Return the material exactly as supplied, apart from the pictures, which are omitted.

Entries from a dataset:

━━━━━━━━━━━━━━━━━━━━━━━━━━━━━━

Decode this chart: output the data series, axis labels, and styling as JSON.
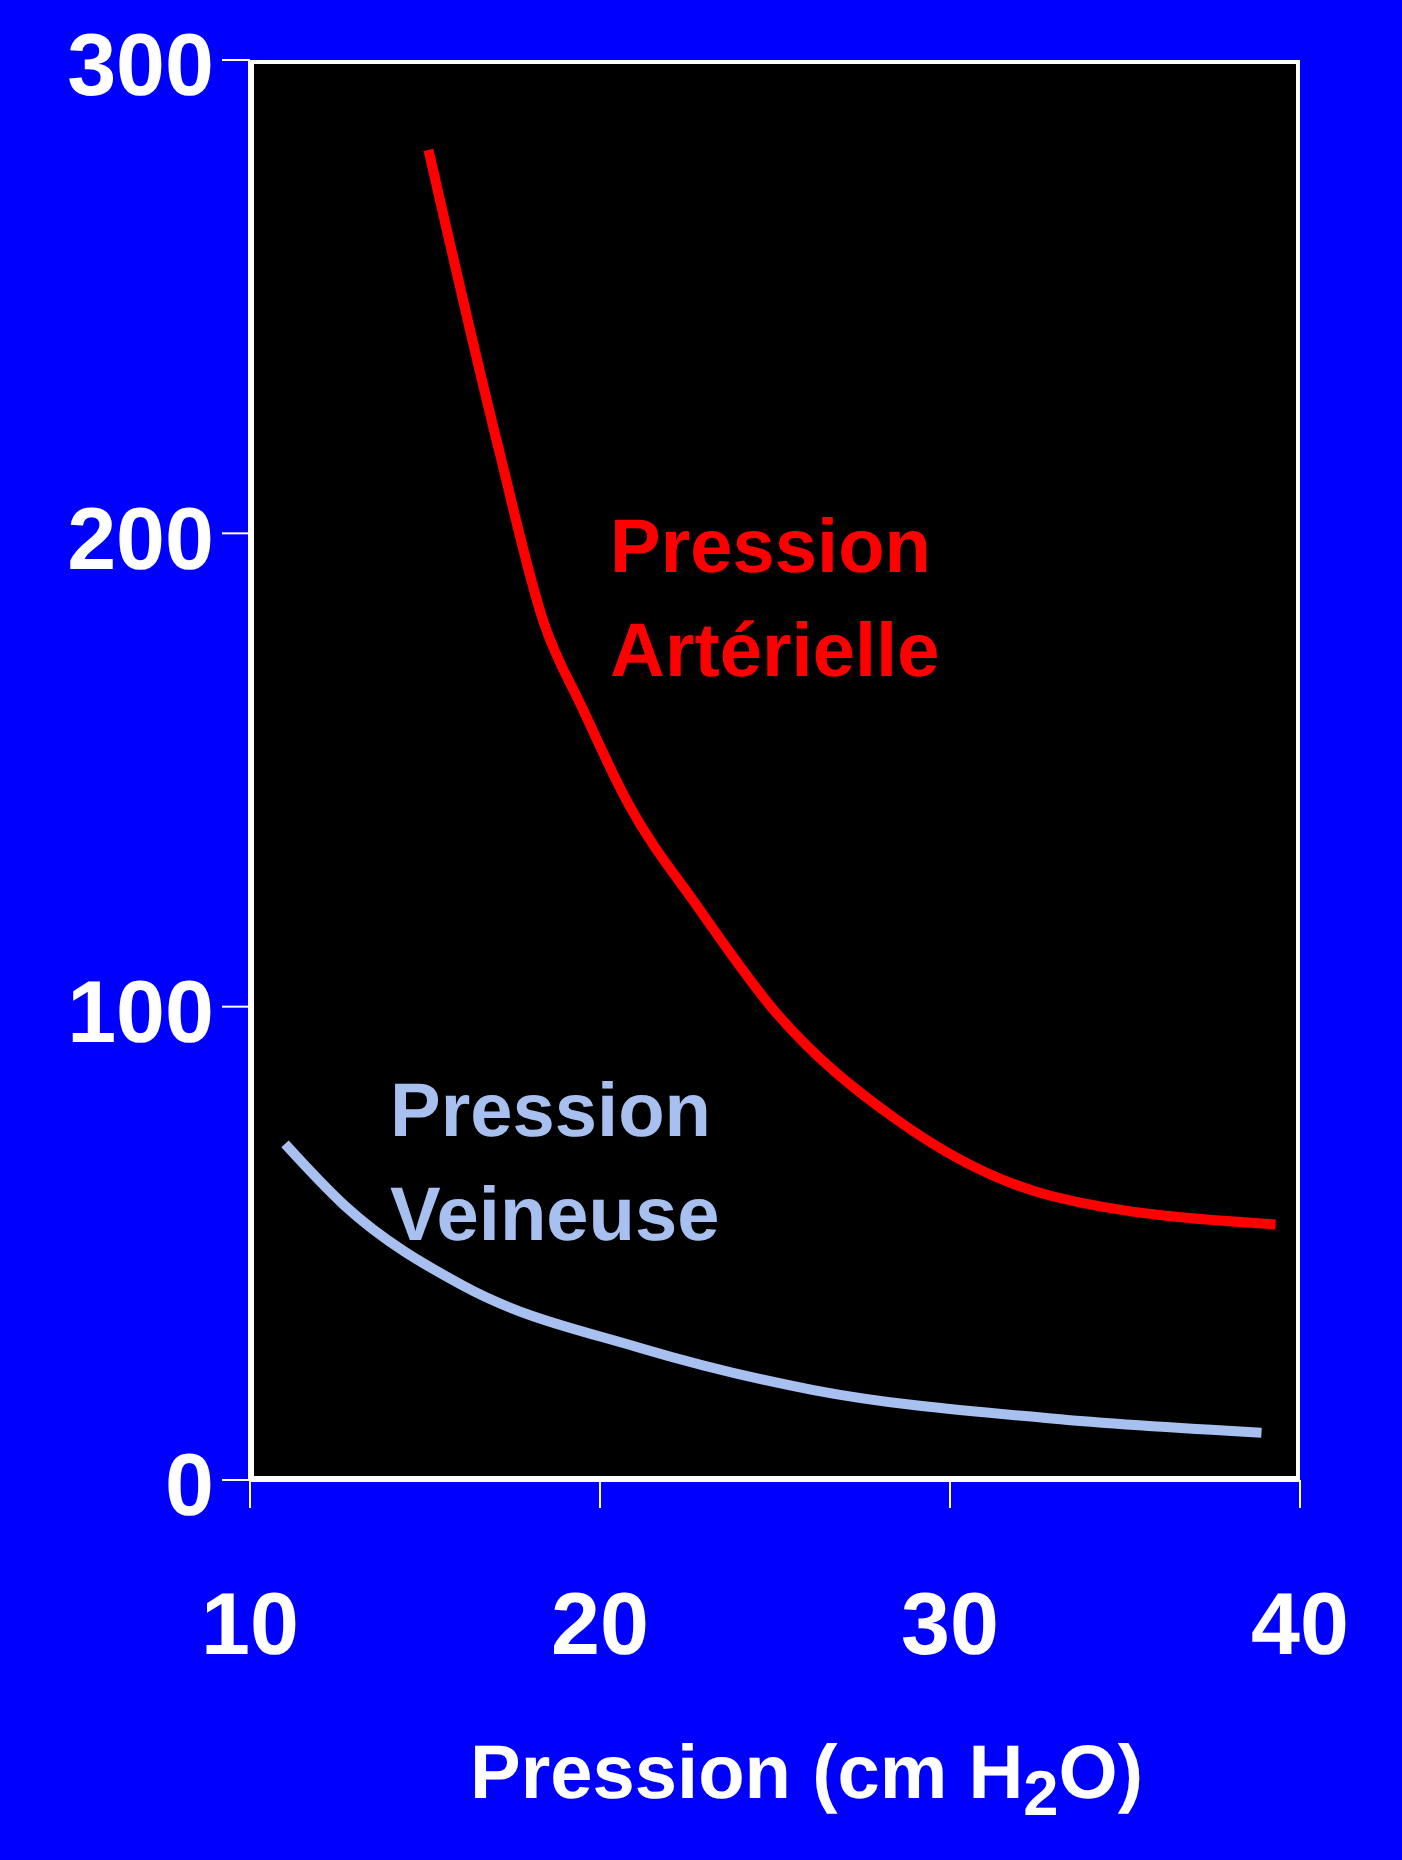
{
  "chart_data": {
    "type": "line",
    "xlabel": "Pression (cm H$_{2}$O)",
    "xlim": [
      10,
      40
    ],
    "xticks": [
      10,
      20,
      30,
      40
    ],
    "ylim": [
      0,
      300
    ],
    "yticks": [
      0,
      100,
      200,
      300
    ],
    "marker": "none",
    "line_style": "solid",
    "series": [
      {
        "name": "Pression Artérielle",
        "color": "#ff0000",
        "x": [
          15.1,
          17.1,
          18.4,
          19.5,
          20.8,
          22.8,
          25.0,
          28.5,
          32.9,
          39.3
        ],
        "values": [
          281,
          218,
          181,
          163,
          143,
          121,
          99,
          76,
          60,
          54
        ]
      },
      {
        "name": "Pression Veineuse",
        "color": "#a8c0f0",
        "x": [
          11.0,
          12.7,
          16.1,
          21.1,
          26.1,
          32.9,
          38.9
        ],
        "values": [
          71,
          58,
          41,
          28,
          19,
          13,
          10
        ]
      }
    ]
  }
}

━━━━━━━━━━━━━━━━━━━━━━━━━━━━━━

SOLUTION BELOW —
Decode this chart: output the data series, axis labels, and styling as JSON.
{
  "chart_data": {
    "type": "line",
    "xlabel": "Pression (cm H$_{2}$O)",
    "xlim": [
      10,
      40
    ],
    "xticks": [
      10,
      20,
      30,
      40
    ],
    "ylim": [
      0,
      300
    ],
    "yticks": [
      0,
      100,
      200,
      300
    ],
    "marker": "none",
    "line_style": "solid",
    "series": [
      {
        "name": "Pression Artérielle",
        "color": "#ff0000",
        "x": [
          15.1,
          17.1,
          18.4,
          19.5,
          20.8,
          22.8,
          25.0,
          28.5,
          32.9,
          39.3
        ],
        "values": [
          281,
          218,
          181,
          163,
          143,
          121,
          99,
          76,
          60,
          54
        ]
      },
      {
        "name": "Pression Veineuse",
        "color": "#a8c0f0",
        "x": [
          11.0,
          12.7,
          16.1,
          21.1,
          26.1,
          32.9,
          38.9
        ],
        "values": [
          71,
          58,
          41,
          28,
          19,
          13,
          10
        ]
      }
    ]
  }
}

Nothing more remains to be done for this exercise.